* WORK TO BE COMPLETED *
Go through the lines below. Copy those with "content".

* SUPPLIED INFORMATION *
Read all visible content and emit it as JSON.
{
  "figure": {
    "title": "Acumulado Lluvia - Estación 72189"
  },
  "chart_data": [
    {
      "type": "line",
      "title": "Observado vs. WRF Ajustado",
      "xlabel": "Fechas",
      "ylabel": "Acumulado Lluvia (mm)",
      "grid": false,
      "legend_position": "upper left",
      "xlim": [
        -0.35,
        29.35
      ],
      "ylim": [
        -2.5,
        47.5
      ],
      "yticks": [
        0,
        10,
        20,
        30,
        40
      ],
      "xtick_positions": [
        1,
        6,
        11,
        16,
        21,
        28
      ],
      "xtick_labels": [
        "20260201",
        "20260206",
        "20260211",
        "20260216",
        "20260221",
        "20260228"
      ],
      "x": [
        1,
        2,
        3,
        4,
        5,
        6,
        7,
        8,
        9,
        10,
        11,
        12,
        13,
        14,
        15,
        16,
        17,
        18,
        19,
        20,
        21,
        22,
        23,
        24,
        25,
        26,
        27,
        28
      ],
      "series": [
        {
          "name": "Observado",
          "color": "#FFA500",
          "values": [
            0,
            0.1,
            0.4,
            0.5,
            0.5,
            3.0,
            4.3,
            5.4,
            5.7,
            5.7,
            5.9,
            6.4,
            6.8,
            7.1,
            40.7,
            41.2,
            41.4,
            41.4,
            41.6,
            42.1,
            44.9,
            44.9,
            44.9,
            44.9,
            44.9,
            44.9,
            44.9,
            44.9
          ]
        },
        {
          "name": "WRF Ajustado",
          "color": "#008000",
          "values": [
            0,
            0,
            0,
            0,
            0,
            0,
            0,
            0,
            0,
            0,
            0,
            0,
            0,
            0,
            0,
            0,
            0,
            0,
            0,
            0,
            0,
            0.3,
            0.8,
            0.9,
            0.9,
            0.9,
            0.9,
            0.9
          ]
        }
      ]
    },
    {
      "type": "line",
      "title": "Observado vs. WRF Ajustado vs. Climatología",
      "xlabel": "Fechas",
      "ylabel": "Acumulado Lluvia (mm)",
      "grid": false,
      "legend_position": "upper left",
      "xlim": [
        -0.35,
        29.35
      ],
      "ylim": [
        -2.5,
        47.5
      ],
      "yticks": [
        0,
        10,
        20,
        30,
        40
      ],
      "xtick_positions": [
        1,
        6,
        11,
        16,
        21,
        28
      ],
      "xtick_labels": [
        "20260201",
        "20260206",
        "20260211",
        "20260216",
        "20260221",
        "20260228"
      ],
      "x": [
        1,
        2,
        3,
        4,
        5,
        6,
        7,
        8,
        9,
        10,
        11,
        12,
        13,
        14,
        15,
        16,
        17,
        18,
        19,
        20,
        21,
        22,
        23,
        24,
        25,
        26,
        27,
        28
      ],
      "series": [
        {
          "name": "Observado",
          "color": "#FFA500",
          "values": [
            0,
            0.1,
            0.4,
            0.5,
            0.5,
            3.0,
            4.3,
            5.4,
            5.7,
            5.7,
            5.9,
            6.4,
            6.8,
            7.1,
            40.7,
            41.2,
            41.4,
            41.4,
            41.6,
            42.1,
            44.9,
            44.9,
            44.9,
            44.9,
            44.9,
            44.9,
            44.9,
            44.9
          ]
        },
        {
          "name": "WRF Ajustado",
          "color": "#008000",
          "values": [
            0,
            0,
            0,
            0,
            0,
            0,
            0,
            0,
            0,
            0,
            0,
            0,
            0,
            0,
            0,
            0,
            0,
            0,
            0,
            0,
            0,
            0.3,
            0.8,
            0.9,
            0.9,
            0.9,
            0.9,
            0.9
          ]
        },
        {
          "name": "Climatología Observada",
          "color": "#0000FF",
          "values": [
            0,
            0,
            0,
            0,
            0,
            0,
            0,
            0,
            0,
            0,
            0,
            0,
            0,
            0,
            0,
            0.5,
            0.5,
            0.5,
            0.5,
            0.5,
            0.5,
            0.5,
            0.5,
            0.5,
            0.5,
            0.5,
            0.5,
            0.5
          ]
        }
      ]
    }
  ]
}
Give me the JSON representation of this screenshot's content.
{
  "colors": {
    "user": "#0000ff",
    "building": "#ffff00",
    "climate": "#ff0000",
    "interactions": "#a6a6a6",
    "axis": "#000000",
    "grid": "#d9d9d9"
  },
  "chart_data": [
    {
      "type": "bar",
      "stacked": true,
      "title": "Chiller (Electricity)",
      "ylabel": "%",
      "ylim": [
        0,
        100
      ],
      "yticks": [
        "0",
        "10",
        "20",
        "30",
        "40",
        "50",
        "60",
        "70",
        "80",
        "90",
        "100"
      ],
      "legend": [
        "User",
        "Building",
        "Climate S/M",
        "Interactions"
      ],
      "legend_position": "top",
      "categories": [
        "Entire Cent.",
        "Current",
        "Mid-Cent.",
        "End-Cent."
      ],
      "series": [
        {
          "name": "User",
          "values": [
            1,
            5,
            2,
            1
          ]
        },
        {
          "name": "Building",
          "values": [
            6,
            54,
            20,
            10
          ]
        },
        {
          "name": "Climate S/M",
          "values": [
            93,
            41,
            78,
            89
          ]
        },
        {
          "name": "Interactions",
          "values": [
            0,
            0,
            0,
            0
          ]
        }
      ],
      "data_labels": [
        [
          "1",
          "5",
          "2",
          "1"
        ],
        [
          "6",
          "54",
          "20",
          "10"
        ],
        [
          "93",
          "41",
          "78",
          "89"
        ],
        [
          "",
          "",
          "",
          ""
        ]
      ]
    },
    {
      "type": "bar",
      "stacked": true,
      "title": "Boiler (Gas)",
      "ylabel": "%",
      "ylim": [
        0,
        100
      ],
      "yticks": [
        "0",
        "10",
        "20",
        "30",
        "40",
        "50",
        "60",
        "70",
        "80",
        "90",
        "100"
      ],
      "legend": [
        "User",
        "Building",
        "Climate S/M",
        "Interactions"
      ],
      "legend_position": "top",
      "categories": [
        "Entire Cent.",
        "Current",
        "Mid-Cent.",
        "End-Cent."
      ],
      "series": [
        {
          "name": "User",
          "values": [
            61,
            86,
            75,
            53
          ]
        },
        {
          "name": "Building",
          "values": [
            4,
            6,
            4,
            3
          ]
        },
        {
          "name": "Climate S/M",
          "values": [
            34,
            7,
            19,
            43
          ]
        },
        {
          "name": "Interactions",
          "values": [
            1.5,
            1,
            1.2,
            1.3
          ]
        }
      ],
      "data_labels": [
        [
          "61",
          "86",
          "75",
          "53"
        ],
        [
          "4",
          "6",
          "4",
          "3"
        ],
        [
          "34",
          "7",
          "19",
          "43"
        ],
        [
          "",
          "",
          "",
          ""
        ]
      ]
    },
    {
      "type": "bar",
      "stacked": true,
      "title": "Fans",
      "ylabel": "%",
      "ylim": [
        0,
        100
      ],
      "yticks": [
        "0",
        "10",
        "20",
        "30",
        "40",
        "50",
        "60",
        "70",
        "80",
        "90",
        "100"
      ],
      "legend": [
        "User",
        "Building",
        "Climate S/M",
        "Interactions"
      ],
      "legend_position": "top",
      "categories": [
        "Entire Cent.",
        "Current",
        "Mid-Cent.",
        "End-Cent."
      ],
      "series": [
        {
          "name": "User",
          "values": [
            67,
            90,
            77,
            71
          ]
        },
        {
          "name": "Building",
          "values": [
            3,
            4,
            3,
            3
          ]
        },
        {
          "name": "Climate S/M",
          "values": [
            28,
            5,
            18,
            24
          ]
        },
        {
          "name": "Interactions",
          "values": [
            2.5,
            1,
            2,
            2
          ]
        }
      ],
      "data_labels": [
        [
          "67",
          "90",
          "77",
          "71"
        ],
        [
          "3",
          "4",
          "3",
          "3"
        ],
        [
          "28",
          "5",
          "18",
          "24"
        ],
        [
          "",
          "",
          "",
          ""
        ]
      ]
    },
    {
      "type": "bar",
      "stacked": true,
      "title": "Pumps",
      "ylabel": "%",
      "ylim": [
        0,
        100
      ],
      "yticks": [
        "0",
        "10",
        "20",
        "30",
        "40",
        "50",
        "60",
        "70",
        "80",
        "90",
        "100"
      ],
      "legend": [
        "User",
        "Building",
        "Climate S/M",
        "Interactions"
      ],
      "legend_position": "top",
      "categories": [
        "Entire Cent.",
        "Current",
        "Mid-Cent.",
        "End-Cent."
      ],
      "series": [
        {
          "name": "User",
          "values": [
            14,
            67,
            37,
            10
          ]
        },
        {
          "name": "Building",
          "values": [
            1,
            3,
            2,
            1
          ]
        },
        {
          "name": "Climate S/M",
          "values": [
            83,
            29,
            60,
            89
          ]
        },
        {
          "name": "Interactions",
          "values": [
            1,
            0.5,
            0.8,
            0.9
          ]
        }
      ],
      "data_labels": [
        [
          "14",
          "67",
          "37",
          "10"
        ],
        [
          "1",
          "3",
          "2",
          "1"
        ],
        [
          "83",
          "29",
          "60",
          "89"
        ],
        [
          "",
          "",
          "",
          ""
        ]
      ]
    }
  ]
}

* PROBLEM SOLUTION *
Read all visible content and emit it as JSON.
Give me the JSON representation of this screenshot's content.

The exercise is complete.